((
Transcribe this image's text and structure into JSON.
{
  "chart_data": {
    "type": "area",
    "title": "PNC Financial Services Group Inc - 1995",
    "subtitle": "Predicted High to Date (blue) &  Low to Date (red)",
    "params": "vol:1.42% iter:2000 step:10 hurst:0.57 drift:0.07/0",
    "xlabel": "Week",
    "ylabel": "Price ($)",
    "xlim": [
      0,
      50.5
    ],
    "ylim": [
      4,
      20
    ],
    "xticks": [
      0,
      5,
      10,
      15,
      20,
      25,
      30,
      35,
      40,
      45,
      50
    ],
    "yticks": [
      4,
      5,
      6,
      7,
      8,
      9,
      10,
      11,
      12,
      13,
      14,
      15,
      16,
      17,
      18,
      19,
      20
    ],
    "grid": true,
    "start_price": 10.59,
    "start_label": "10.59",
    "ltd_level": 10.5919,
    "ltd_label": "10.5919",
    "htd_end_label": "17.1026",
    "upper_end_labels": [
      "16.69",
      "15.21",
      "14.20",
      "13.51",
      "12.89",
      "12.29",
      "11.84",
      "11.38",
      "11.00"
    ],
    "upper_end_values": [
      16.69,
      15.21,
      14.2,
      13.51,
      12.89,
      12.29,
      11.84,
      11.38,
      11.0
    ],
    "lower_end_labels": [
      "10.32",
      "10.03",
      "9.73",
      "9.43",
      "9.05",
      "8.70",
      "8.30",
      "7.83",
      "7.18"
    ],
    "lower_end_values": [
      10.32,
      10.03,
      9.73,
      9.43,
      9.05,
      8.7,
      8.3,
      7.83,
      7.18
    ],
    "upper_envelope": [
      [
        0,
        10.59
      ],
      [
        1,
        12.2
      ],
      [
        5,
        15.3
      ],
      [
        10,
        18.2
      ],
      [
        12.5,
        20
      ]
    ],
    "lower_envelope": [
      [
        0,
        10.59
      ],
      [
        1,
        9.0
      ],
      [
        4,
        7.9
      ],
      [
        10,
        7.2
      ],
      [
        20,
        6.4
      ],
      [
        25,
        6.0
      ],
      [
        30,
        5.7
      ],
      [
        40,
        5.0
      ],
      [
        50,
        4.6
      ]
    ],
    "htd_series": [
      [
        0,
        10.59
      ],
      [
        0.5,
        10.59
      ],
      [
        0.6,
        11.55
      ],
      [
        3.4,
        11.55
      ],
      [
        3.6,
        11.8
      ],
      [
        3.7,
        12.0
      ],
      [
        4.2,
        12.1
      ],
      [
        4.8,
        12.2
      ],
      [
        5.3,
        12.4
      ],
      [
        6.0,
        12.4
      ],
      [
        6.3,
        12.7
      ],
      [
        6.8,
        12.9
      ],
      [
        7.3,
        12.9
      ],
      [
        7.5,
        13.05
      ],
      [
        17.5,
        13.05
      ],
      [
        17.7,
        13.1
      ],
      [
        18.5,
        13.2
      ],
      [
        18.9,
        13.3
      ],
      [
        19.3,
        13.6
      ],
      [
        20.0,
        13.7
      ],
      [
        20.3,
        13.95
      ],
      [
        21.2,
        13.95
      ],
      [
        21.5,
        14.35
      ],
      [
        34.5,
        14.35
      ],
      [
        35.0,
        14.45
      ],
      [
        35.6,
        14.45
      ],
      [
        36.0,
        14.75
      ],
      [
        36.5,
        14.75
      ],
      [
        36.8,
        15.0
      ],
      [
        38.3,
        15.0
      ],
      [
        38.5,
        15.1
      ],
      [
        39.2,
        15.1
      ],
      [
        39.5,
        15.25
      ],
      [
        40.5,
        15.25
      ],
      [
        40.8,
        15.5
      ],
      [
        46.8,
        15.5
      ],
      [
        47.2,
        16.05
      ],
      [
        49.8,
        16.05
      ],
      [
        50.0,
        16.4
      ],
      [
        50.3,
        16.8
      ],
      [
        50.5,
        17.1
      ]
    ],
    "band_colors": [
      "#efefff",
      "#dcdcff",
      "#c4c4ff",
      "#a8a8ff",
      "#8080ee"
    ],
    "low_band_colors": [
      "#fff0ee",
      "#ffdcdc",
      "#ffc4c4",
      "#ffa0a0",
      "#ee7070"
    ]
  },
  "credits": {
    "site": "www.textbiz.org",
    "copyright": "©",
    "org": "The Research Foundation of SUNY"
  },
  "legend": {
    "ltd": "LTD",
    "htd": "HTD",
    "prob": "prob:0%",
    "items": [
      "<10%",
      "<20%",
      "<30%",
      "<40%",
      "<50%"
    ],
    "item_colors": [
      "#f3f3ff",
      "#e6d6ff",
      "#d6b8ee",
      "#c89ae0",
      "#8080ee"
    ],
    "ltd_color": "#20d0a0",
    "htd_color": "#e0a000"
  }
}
))
:: Aim ::
Each entry above is to be printed again exactly.

:: Response to this task ::
Transcribe this image's text and structure into JSON.
{
  "chart_data": {
    "type": "area",
    "title": "PNC Financial Services Group Inc - 1995",
    "subtitle": "Predicted High to Date (blue) &  Low to Date (red)",
    "params": "vol:1.42% iter:2000 step:10 hurst:0.57 drift:0.07/0",
    "xlabel": "Week",
    "ylabel": "Price ($)",
    "xlim": [
      0,
      50.5
    ],
    "ylim": [
      4,
      20
    ],
    "xticks": [
      0,
      5,
      10,
      15,
      20,
      25,
      30,
      35,
      40,
      45,
      50
    ],
    "yticks": [
      4,
      5,
      6,
      7,
      8,
      9,
      10,
      11,
      12,
      13,
      14,
      15,
      16,
      17,
      18,
      19,
      20
    ],
    "grid": true,
    "start_price": 10.59,
    "start_label": "10.59",
    "ltd_level": 10.5919,
    "ltd_label": "10.5919",
    "htd_end_label": "17.1026",
    "upper_end_labels": [
      "16.69",
      "15.21",
      "14.20",
      "13.51",
      "12.89",
      "12.29",
      "11.84",
      "11.38",
      "11.00"
    ],
    "upper_end_values": [
      16.69,
      15.21,
      14.2,
      13.51,
      12.89,
      12.29,
      11.84,
      11.38,
      11.0
    ],
    "lower_end_labels": [
      "10.32",
      "10.03",
      "9.73",
      "9.43",
      "9.05",
      "8.70",
      "8.30",
      "7.83",
      "7.18"
    ],
    "lower_end_values": [
      10.32,
      10.03,
      9.73,
      9.43,
      9.05,
      8.7,
      8.3,
      7.83,
      7.18
    ],
    "upper_envelope": [
      [
        0,
        10.59
      ],
      [
        1,
        12.2
      ],
      [
        5,
        15.3
      ],
      [
        10,
        18.2
      ],
      [
        12.5,
        20
      ]
    ],
    "lower_envelope": [
      [
        0,
        10.59
      ],
      [
        1,
        9.0
      ],
      [
        4,
        7.9
      ],
      [
        10,
        7.2
      ],
      [
        20,
        6.4
      ],
      [
        25,
        6.0
      ],
      [
        30,
        5.7
      ],
      [
        40,
        5.0
      ],
      [
        50,
        4.6
      ]
    ],
    "htd_series": [
      [
        0,
        10.59
      ],
      [
        0.5,
        10.59
      ],
      [
        0.6,
        11.55
      ],
      [
        3.4,
        11.55
      ],
      [
        3.6,
        11.8
      ],
      [
        3.7,
        12.0
      ],
      [
        4.2,
        12.1
      ],
      [
        4.8,
        12.2
      ],
      [
        5.3,
        12.4
      ],
      [
        6.0,
        12.4
      ],
      [
        6.3,
        12.7
      ],
      [
        6.8,
        12.9
      ],
      [
        7.3,
        12.9
      ],
      [
        7.5,
        13.05
      ],
      [
        17.5,
        13.05
      ],
      [
        17.7,
        13.1
      ],
      [
        18.5,
        13.2
      ],
      [
        18.9,
        13.3
      ],
      [
        19.3,
        13.6
      ],
      [
        20.0,
        13.7
      ],
      [
        20.3,
        13.95
      ],
      [
        21.2,
        13.95
      ],
      [
        21.5,
        14.35
      ],
      [
        34.5,
        14.35
      ],
      [
        35.0,
        14.45
      ],
      [
        35.6,
        14.45
      ],
      [
        36.0,
        14.75
      ],
      [
        36.5,
        14.75
      ],
      [
        36.8,
        15.0
      ],
      [
        38.3,
        15.0
      ],
      [
        38.5,
        15.1
      ],
      [
        39.2,
        15.1
      ],
      [
        39.5,
        15.25
      ],
      [
        40.5,
        15.25
      ],
      [
        40.8,
        15.5
      ],
      [
        46.8,
        15.5
      ],
      [
        47.2,
        16.05
      ],
      [
        49.8,
        16.05
      ],
      [
        50.0,
        16.4
      ],
      [
        50.3,
        16.8
      ],
      [
        50.5,
        17.1
      ]
    ],
    "band_colors": [
      "#efefff",
      "#dcdcff",
      "#c4c4ff",
      "#a8a8ff",
      "#8080ee"
    ],
    "low_band_colors": [
      "#fff0ee",
      "#ffdcdc",
      "#ffc4c4",
      "#ffa0a0",
      "#ee7070"
    ]
  },
  "credits": {
    "site": "www.textbiz.org",
    "copyright": "©",
    "org": "The Research Foundation of SUNY"
  },
  "legend": {
    "ltd": "LTD",
    "htd": "HTD",
    "prob": "prob:0%",
    "items": [
      "<10%",
      "<20%",
      "<30%",
      "<40%",
      "<50%"
    ],
    "item_colors": [
      "#f3f3ff",
      "#e6d6ff",
      "#d6b8ee",
      "#c89ae0",
      "#8080ee"
    ],
    "ltd_color": "#20d0a0",
    "htd_color": "#e0a000"
  }
}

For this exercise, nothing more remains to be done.